━━ Input records

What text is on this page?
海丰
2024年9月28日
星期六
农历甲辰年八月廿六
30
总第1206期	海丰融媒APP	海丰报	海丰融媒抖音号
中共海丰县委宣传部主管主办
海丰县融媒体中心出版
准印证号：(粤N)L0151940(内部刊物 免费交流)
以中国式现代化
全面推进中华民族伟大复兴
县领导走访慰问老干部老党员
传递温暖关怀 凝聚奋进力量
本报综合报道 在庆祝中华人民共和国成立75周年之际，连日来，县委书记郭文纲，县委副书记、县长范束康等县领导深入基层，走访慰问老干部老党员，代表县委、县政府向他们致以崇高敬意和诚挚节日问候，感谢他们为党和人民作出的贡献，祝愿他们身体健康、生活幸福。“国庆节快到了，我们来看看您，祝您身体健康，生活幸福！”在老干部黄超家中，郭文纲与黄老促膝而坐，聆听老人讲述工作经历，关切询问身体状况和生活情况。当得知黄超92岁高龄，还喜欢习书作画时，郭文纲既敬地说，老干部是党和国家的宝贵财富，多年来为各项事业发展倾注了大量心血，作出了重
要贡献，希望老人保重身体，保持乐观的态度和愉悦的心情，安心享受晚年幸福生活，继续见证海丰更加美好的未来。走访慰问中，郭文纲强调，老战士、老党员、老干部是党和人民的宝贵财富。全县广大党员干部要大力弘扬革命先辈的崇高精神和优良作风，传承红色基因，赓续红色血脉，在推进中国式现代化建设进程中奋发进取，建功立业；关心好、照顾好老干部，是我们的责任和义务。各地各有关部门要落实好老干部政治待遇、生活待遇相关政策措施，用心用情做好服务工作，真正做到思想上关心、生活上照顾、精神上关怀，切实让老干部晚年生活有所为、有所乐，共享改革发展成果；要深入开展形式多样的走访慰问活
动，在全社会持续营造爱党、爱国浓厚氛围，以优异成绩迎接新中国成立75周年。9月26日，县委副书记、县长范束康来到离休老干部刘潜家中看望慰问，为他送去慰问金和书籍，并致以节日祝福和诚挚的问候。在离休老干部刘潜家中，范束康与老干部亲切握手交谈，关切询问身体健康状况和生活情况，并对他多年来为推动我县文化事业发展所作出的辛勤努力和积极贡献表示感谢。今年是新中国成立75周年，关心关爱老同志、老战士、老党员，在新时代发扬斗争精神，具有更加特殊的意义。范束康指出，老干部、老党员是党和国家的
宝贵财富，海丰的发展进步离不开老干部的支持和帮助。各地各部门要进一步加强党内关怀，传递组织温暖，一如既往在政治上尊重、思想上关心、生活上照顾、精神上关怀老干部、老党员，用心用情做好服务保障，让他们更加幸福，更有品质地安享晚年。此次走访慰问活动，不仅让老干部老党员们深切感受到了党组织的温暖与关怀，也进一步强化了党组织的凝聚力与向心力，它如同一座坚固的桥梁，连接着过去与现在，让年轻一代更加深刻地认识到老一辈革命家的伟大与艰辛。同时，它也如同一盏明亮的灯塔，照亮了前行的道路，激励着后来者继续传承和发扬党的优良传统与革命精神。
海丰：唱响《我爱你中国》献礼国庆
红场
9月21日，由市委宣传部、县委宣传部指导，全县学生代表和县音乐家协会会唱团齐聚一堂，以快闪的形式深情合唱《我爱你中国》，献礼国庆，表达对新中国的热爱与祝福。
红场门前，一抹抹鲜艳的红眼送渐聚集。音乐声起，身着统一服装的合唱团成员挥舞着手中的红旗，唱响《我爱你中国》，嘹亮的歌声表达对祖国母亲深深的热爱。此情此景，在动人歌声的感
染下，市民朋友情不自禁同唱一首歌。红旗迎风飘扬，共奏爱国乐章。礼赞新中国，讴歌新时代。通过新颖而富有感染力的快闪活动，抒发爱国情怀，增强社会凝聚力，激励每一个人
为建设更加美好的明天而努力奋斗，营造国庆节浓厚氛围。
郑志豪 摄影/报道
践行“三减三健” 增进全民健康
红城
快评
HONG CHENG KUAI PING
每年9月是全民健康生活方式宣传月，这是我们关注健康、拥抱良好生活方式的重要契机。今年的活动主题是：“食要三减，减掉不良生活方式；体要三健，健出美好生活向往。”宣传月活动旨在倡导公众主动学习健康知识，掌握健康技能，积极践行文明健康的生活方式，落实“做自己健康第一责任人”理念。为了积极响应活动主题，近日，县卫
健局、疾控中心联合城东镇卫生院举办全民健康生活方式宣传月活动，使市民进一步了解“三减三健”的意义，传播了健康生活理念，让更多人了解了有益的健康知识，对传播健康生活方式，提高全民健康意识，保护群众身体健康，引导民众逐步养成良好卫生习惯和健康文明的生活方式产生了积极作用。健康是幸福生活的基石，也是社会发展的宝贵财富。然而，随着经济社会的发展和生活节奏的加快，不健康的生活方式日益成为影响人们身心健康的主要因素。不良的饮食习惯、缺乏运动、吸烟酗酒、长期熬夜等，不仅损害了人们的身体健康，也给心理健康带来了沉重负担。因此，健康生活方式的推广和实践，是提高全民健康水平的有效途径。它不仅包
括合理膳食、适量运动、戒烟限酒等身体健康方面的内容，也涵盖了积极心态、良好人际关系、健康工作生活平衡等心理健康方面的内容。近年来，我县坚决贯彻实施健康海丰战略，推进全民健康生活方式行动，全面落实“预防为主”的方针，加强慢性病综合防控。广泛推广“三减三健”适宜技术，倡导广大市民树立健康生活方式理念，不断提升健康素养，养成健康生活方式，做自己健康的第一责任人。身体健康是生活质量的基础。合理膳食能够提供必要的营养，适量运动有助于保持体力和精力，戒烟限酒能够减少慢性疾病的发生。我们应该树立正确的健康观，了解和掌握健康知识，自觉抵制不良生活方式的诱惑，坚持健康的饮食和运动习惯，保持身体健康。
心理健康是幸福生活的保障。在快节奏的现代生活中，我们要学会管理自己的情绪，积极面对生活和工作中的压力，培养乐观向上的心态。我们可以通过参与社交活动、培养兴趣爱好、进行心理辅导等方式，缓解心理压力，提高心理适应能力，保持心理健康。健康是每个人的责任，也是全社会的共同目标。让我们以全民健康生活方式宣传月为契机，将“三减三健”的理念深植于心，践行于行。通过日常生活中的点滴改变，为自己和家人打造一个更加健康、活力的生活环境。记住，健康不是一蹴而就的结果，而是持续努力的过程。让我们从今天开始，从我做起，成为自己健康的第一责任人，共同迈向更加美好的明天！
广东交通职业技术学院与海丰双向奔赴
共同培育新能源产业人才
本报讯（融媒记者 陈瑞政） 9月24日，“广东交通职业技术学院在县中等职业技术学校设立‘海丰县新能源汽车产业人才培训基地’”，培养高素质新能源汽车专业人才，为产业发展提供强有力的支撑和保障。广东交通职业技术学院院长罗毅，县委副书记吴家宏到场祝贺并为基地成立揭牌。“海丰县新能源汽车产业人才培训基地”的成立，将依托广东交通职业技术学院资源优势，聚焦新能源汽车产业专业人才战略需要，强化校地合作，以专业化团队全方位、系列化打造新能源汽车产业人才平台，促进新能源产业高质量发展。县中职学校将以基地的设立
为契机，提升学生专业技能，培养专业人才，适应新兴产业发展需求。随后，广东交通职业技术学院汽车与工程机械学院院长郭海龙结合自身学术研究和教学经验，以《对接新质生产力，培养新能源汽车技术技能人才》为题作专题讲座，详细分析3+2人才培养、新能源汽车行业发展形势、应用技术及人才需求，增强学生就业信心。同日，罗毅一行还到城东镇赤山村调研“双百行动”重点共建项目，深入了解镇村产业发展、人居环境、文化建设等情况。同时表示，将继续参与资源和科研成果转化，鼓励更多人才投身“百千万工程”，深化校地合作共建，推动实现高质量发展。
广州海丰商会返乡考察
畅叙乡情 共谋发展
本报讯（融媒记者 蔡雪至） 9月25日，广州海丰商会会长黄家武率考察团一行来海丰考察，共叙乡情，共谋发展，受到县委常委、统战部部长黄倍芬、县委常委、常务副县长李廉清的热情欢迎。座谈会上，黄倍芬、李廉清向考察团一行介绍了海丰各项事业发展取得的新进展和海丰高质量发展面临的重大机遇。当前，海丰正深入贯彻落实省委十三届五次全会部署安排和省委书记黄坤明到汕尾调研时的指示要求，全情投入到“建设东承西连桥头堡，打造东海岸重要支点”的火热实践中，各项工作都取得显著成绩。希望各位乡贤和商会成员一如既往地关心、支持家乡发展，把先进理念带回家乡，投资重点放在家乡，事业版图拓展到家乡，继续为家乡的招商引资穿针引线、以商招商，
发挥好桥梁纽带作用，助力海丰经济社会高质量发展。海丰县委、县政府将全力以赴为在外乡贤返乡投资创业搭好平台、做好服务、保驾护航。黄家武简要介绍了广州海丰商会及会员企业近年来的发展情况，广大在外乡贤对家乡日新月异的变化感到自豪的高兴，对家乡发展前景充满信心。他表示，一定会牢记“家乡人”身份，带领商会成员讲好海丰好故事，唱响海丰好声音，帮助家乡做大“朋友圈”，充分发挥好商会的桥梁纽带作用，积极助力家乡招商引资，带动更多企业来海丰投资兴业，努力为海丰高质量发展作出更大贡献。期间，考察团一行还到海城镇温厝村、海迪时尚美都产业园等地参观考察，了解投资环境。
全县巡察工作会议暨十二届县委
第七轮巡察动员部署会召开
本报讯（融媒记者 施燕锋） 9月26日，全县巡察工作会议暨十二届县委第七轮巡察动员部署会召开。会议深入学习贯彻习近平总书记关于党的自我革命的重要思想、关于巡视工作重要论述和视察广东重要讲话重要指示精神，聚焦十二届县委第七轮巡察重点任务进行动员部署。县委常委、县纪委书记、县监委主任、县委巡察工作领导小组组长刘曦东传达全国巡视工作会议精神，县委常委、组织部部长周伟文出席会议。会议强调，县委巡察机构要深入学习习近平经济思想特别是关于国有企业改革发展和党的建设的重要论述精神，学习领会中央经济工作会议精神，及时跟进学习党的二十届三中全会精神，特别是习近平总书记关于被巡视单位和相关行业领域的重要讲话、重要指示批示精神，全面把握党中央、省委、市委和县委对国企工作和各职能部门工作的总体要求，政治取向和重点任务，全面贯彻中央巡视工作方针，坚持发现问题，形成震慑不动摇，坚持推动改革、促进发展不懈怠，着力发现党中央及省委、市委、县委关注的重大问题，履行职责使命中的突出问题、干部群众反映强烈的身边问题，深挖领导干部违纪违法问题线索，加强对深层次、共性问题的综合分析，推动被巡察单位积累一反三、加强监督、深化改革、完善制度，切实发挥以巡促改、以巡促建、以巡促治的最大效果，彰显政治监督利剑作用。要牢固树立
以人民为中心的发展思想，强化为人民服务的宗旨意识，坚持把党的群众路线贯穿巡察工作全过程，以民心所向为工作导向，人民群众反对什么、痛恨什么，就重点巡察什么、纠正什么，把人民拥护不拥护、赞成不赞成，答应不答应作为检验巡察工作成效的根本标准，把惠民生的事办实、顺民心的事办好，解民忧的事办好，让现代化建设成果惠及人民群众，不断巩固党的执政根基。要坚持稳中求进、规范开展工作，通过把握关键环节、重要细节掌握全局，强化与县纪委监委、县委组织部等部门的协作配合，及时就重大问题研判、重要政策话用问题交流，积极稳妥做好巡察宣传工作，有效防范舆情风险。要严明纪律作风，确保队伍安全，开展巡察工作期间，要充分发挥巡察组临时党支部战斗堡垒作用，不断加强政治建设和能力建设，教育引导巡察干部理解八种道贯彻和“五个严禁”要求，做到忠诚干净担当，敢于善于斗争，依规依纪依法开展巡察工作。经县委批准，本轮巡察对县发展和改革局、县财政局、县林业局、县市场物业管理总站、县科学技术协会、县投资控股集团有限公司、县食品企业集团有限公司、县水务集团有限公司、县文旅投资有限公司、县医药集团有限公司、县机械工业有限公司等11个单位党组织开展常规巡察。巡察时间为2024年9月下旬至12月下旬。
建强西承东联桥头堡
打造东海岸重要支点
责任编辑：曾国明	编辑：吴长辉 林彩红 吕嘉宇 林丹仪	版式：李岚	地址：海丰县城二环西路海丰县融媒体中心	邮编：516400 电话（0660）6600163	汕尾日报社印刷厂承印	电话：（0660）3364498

━━━━

Set exercise:
From the data, collect all lines where the string "生活上照顾" appears.

Answer to this problem:
要贡献，希望老人保重身体，保持乐观的态度和愉悦的心情，安心享受晚年幸福生活，继续见证海丰更加美好的未来。走访慰问中，郭文纲强调，老战士、老党员、老干部是党和人民的宝贵财富。全县广大党员干部要大力弘扬革命先辈的崇高精神和优良作风，传承红色基因，赓续红色血脉，在推进中国式现代化建设进程中奋发进取，建功立业；关心好、照顾好老干部，是我们的责任和义务。各地各有关部门要落实好老干部政治待遇、生活待遇相关政策措施，用心用情做好服务工作，真正做到思想上关心、生活上照顾、精神上关怀，切实让老干部晚年生活有所为、有所乐，共享改革发展成果；要深入开展形式多样的走访慰问活
宝贵财富，海丰的发展进步离不开老干部的支持和帮助。各地各部门要进一步加强党内关怀，传递组织温暖，一如既往在政治上尊重、思想上关心、生活上照顾、精神上关怀老干部、老党员，用心用情做好服务保障，让他们更加幸福，更有品质地安享晚年。此次走访慰问活动，不仅让老干部老党员们深切感受到了党组织的温暖与关怀，也进一步强化了党组织的凝聚力与向心力，它如同一座坚固的桥梁，连接着过去与现在，让年轻一代更加深刻地认识到老一辈革命家的伟大与艰辛。同时，它也如同一盏明亮的灯塔，照亮了前行的道路，激励着后来者继续传承和发扬党的优良传统与革命精神。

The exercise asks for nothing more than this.